Restate exactly the lines below, from the one containing "Type out the text in this image." through the final line, and leave out the pictures.

Data section ->

————

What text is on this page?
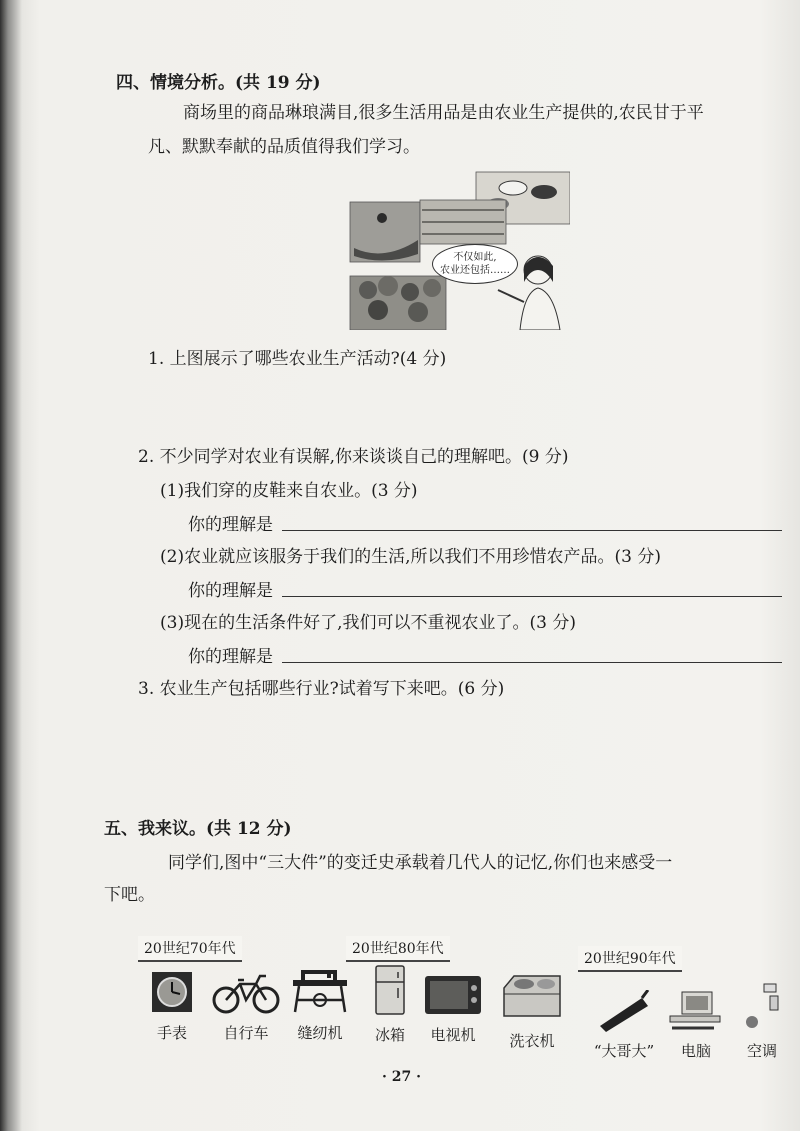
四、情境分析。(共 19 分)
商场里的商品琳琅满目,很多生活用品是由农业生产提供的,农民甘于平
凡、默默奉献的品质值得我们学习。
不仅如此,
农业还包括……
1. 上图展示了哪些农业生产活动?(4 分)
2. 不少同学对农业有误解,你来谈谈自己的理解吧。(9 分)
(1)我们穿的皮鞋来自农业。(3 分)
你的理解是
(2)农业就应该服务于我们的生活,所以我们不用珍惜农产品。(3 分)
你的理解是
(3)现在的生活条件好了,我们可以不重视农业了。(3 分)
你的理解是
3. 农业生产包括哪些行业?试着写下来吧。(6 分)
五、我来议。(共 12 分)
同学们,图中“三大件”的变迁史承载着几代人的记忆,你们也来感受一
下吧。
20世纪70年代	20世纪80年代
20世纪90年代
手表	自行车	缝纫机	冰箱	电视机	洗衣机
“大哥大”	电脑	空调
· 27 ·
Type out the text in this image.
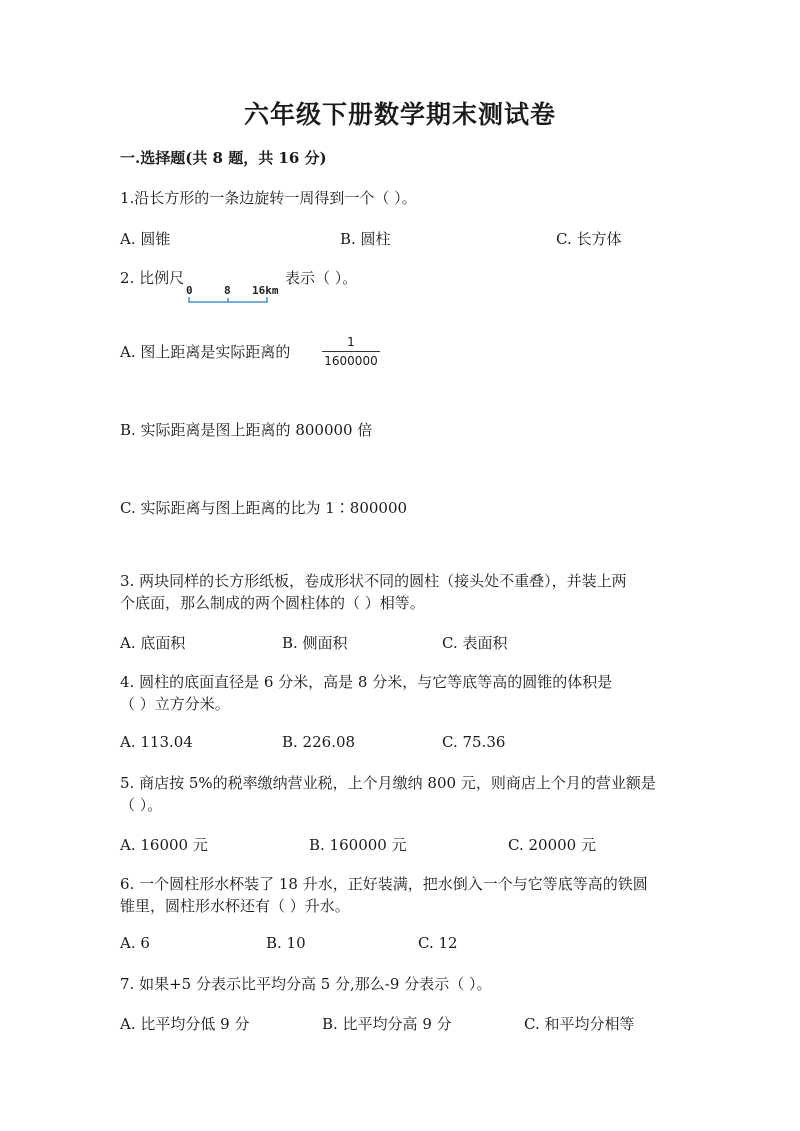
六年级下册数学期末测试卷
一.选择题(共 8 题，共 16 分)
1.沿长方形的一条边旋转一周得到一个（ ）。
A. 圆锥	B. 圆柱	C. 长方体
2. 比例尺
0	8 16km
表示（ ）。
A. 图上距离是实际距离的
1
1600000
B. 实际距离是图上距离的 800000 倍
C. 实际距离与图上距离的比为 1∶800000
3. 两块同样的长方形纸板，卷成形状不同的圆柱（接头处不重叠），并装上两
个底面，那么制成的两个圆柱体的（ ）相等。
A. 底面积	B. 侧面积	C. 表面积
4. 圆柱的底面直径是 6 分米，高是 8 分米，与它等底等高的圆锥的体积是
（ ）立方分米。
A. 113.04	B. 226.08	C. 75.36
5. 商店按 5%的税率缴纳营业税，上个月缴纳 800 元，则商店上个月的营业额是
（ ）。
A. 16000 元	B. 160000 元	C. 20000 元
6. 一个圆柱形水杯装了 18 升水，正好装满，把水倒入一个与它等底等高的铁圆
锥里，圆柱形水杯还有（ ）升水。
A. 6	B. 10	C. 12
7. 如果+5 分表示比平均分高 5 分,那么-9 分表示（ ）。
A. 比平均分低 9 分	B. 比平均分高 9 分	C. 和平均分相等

————

Answer to the exercise ->
Type out the text in this image.
六年级下册数学期末测试卷
一.选择题(共 8 题，共 16 分)
1.沿长方形的一条边旋转一周得到一个（ ）。
A. 圆锥	B. 圆柱	C. 长方体
2. 比例尺
0	8 16km
表示（ ）。
A. 图上距离是实际距离的
1
1600000
B. 实际距离是图上距离的 800000 倍
C. 实际距离与图上距离的比为 1∶800000
3. 两块同样的长方形纸板，卷成形状不同的圆柱（接头处不重叠），并装上两
个底面，那么制成的两个圆柱体的（ ）相等。
A. 底面积	B. 侧面积	C. 表面积
4. 圆柱的底面直径是 6 分米，高是 8 分米，与它等底等高的圆锥的体积是
（ ）立方分米。
A. 113.04	B. 226.08	C. 75.36
5. 商店按 5%的税率缴纳营业税，上个月缴纳 800 元，则商店上个月的营业额是
（ ）。
A. 16000 元	B. 160000 元	C. 20000 元
6. 一个圆柱形水杯装了 18 升水，正好装满，把水倒入一个与它等底等高的铁圆
锥里，圆柱形水杯还有（ ）升水。
A. 6	B. 10	C. 12
7. 如果+5 分表示比平均分高 5 分,那么-9 分表示（ ）。
A. 比平均分低 9 分	B. 比平均分高 9 分	C. 和平均分相等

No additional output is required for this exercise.